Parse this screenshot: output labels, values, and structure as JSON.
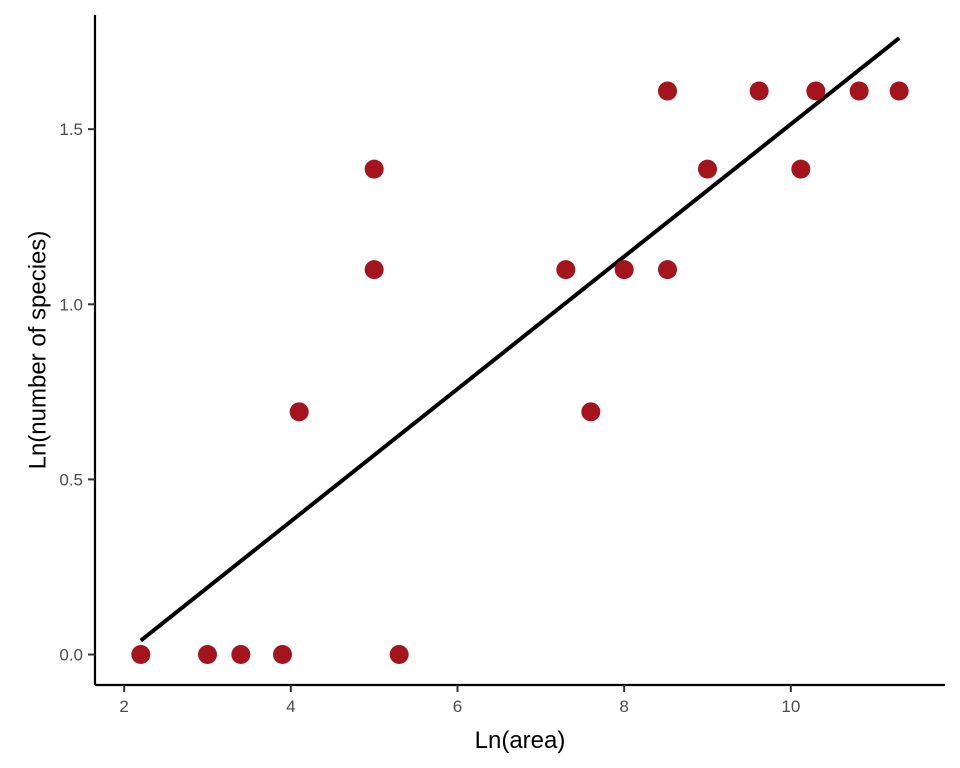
{
  "chart_data": {
    "type": "scatter",
    "title": "",
    "xlabel": "Ln(area)",
    "ylabel": "Ln(number of species)",
    "xlim": [
      1.65,
      11.85
    ],
    "ylim": [
      -0.087,
      1.826
    ],
    "xticks": [
      2,
      4,
      6,
      8,
      10
    ],
    "yticks": [
      0.0,
      0.5,
      1.0,
      1.5
    ],
    "xtick_labels": [
      "2",
      "4",
      "6",
      "8",
      "10"
    ],
    "ytick_labels": [
      "0.0",
      "0.5",
      "1.0",
      "1.5"
    ],
    "grid": false,
    "point_color": "#a3141d",
    "line_color": "#000000",
    "series": [
      {
        "type": "scatter",
        "points": [
          {
            "x": 2.2,
            "y": 0.0
          },
          {
            "x": 3.0,
            "y": 0.0
          },
          {
            "x": 3.4,
            "y": 0.0
          },
          {
            "x": 3.9,
            "y": 0.0
          },
          {
            "x": 4.1,
            "y": 0.693
          },
          {
            "x": 5.0,
            "y": 1.386
          },
          {
            "x": 5.0,
            "y": 1.099
          },
          {
            "x": 5.3,
            "y": 0.0
          },
          {
            "x": 7.3,
            "y": 1.099
          },
          {
            "x": 7.6,
            "y": 0.693
          },
          {
            "x": 8.0,
            "y": 1.099
          },
          {
            "x": 8.52,
            "y": 1.609
          },
          {
            "x": 8.52,
            "y": 1.099
          },
          {
            "x": 9.0,
            "y": 1.386
          },
          {
            "x": 9.62,
            "y": 1.609
          },
          {
            "x": 10.12,
            "y": 1.386
          },
          {
            "x": 10.3,
            "y": 1.609
          },
          {
            "x": 10.82,
            "y": 1.609
          },
          {
            "x": 11.3,
            "y": 1.609
          }
        ]
      },
      {
        "type": "line",
        "points": [
          {
            "x": 2.2,
            "y": 0.04
          },
          {
            "x": 11.3,
            "y": 1.76
          }
        ]
      }
    ]
  }
}
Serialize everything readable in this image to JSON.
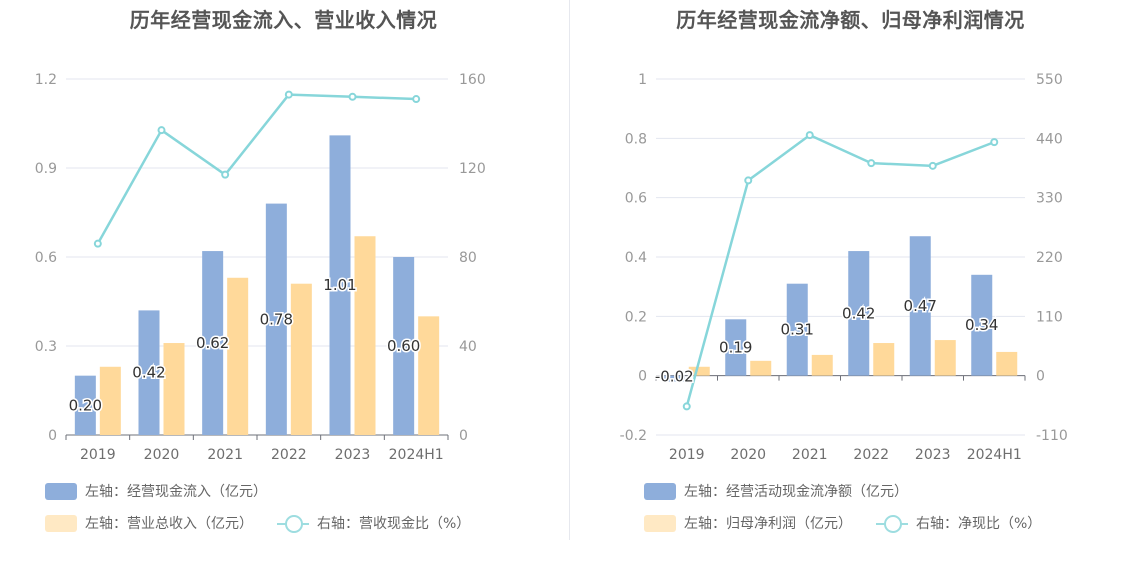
{
  "charts": [
    {
      "title": "历年经营现金流入、营业收入情况",
      "legend": {
        "bar1": "左轴：经营现金流入（亿元）",
        "bar2": "左轴：营业总收入（亿元）",
        "line": "右轴：营收现金比（%）"
      }
    },
    {
      "title": "历年经营现金流净额、归母净利润情况",
      "legend": {
        "bar1": "左轴：经营活动现金流净额（亿元）",
        "bar2": "左轴：归母净利润（亿元）",
        "line": "右轴：净现比（%）"
      }
    }
  ],
  "colors": {
    "bar1": "#8eaedb",
    "bar2": "#ffd99a",
    "line": "#87d6da",
    "grid": "#e3e6ef",
    "axis": "#999999"
  },
  "chart_data": [
    {
      "type": "bar",
      "title": "历年经营现金流入、营业收入情况",
      "categories": [
        "2019",
        "2020",
        "2021",
        "2022",
        "2023",
        "2024H1"
      ],
      "left_axis": {
        "ticks": [
          "0",
          "0.3",
          "0.6",
          "0.9",
          "1.2"
        ],
        "ylim": [
          0,
          1.2
        ]
      },
      "right_axis": {
        "ticks": [
          "0",
          "40",
          "80",
          "120",
          "160"
        ],
        "ylim": [
          0,
          160
        ]
      },
      "series": [
        {
          "name": "左轴：经营现金流入（亿元）",
          "type": "bar",
          "axis": "left",
          "values": [
            0.2,
            0.42,
            0.62,
            0.78,
            1.01,
            0.6
          ],
          "labels": [
            "0.20",
            "0.42",
            "0.62",
            "0.78",
            "1.01",
            "0.60"
          ]
        },
        {
          "name": "左轴：营业总收入（亿元）",
          "type": "bar",
          "axis": "left",
          "values": [
            0.23,
            0.31,
            0.53,
            0.51,
            0.67,
            0.4
          ]
        },
        {
          "name": "右轴：营收现金比（%）",
          "type": "line",
          "axis": "right",
          "values": [
            86,
            137,
            117,
            153,
            152,
            151
          ]
        }
      ]
    },
    {
      "type": "bar",
      "title": "历年经营现金流净额、归母净利润情况",
      "categories": [
        "2019",
        "2020",
        "2021",
        "2022",
        "2023",
        "2024H1"
      ],
      "left_axis": {
        "ticks": [
          "-0.2",
          "0",
          "0.2",
          "0.4",
          "0.6",
          "0.8",
          "1"
        ],
        "ylim": [
          -0.2,
          1
        ]
      },
      "right_axis": {
        "ticks": [
          "-110",
          "0",
          "110",
          "220",
          "330",
          "440",
          "550"
        ],
        "ylim": [
          -110,
          550
        ]
      },
      "series": [
        {
          "name": "左轴：经营活动现金流净额（亿元）",
          "type": "bar",
          "axis": "left",
          "values": [
            -0.02,
            0.19,
            0.31,
            0.42,
            0.47,
            0.34
          ],
          "labels": [
            "-0.02",
            "0.19",
            "0.31",
            "0.42",
            "0.47",
            "0.34"
          ]
        },
        {
          "name": "左轴：归母净利润（亿元）",
          "type": "bar",
          "axis": "left",
          "values": [
            0.03,
            0.05,
            0.07,
            0.11,
            0.12,
            0.08
          ]
        },
        {
          "name": "右轴：净现比（%）",
          "type": "line",
          "axis": "right",
          "values": [
            -57,
            362,
            446,
            394,
            389,
            433
          ]
        }
      ]
    }
  ]
}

**Stated task:** Repeat the material above word for word, please, apart from its images.

**Completed exercise:**
Parse this screenshot: output labels, values, and structure as JSON.
{
  "chart_data": {
    "type": "scatter",
    "title": "",
    "xlabel": "Ln(area)",
    "ylabel": "Ln(number of species)",
    "xlim": [
      1.65,
      11.85
    ],
    "ylim": [
      -0.087,
      1.826
    ],
    "xticks": [
      2,
      4,
      6,
      8,
      10
    ],
    "yticks": [
      0.0,
      0.5,
      1.0,
      1.5
    ],
    "xtick_labels": [
      "2",
      "4",
      "6",
      "8",
      "10"
    ],
    "ytick_labels": [
      "0.0",
      "0.5",
      "1.0",
      "1.5"
    ],
    "grid": false,
    "point_color": "#a3141d",
    "line_color": "#000000",
    "series": [
      {
        "type": "scatter",
        "points": [
          {
            "x": 2.2,
            "y": 0.0
          },
          {
            "x": 3.0,
            "y": 0.0
          },
          {
            "x": 3.4,
            "y": 0.0
          },
          {
            "x": 3.9,
            "y": 0.0
          },
          {
            "x": 4.1,
            "y": 0.693
          },
          {
            "x": 5.0,
            "y": 1.386
          },
          {
            "x": 5.0,
            "y": 1.099
          },
          {
            "x": 5.3,
            "y": 0.0
          },
          {
            "x": 7.3,
            "y": 1.099
          },
          {
            "x": 7.6,
            "y": 0.693
          },
          {
            "x": 8.0,
            "y": 1.099
          },
          {
            "x": 8.52,
            "y": 1.609
          },
          {
            "x": 8.52,
            "y": 1.099
          },
          {
            "x": 9.0,
            "y": 1.386
          },
          {
            "x": 9.62,
            "y": 1.609
          },
          {
            "x": 10.12,
            "y": 1.386
          },
          {
            "x": 10.3,
            "y": 1.609
          },
          {
            "x": 10.82,
            "y": 1.609
          },
          {
            "x": 11.3,
            "y": 1.609
          }
        ]
      },
      {
        "type": "line",
        "points": [
          {
            "x": 2.2,
            "y": 0.04
          },
          {
            "x": 11.3,
            "y": 1.76
          }
        ]
      }
    ]
  }
}
Serialize everything readable in this image to JSON.
{
  "charts": [
    {
      "title": "历年经营现金流入、营业收入情况",
      "legend": {
        "bar1": "左轴：经营现金流入（亿元）",
        "bar2": "左轴：营业总收入（亿元）",
        "line": "右轴：营收现金比（%）"
      }
    },
    {
      "title": "历年经营现金流净额、归母净利润情况",
      "legend": {
        "bar1": "左轴：经营活动现金流净额（亿元）",
        "bar2": "左轴：归母净利润（亿元）",
        "line": "右轴：净现比（%）"
      }
    }
  ],
  "colors": {
    "bar1": "#8eaedb",
    "bar2": "#ffd99a",
    "line": "#87d6da",
    "grid": "#e3e6ef",
    "axis": "#999999"
  },
  "chart_data": [
    {
      "type": "bar",
      "title": "历年经营现金流入、营业收入情况",
      "categories": [
        "2019",
        "2020",
        "2021",
        "2022",
        "2023",
        "2024H1"
      ],
      "left_axis": {
        "ticks": [
          "0",
          "0.3",
          "0.6",
          "0.9",
          "1.2"
        ],
        "ylim": [
          0,
          1.2
        ]
      },
      "right_axis": {
        "ticks": [
          "0",
          "40",
          "80",
          "120",
          "160"
        ],
        "ylim": [
          0,
          160
        ]
      },
      "series": [
        {
          "name": "左轴：经营现金流入（亿元）",
          "type": "bar",
          "axis": "left",
          "values": [
            0.2,
            0.42,
            0.62,
            0.78,
            1.01,
            0.6
          ],
          "labels": [
            "0.20",
            "0.42",
            "0.62",
            "0.78",
            "1.01",
            "0.60"
          ]
        },
        {
          "name": "左轴：营业总收入（亿元）",
          "type": "bar",
          "axis": "left",
          "values": [
            0.23,
            0.31,
            0.53,
            0.51,
            0.67,
            0.4
          ]
        },
        {
          "name": "右轴：营收现金比（%）",
          "type": "line",
          "axis": "right",
          "values": [
            86,
            137,
            117,
            153,
            152,
            151
          ]
        }
      ]
    },
    {
      "type": "bar",
      "title": "历年经营现金流净额、归母净利润情况",
      "categories": [
        "2019",
        "2020",
        "2021",
        "2022",
        "2023",
        "2024H1"
      ],
      "left_axis": {
        "ticks": [
          "-0.2",
          "0",
          "0.2",
          "0.4",
          "0.6",
          "0.8",
          "1"
        ],
        "ylim": [
          -0.2,
          1
        ]
      },
      "right_axis": {
        "ticks": [
          "-110",
          "0",
          "110",
          "220",
          "330",
          "440",
          "550"
        ],
        "ylim": [
          -110,
          550
        ]
      },
      "series": [
        {
          "name": "左轴：经营活动现金流净额（亿元）",
          "type": "bar",
          "axis": "left",
          "values": [
            -0.02,
            0.19,
            0.31,
            0.42,
            0.47,
            0.34
          ],
          "labels": [
            "-0.02",
            "0.19",
            "0.31",
            "0.42",
            "0.47",
            "0.34"
          ]
        },
        {
          "name": "左轴：归母净利润（亿元）",
          "type": "bar",
          "axis": "left",
          "values": [
            0.03,
            0.05,
            0.07,
            0.11,
            0.12,
            0.08
          ]
        },
        {
          "name": "右轴：净现比（%）",
          "type": "line",
          "axis": "right",
          "values": [
            -57,
            362,
            446,
            394,
            389,
            433
          ]
        }
      ]
    }
  ]
}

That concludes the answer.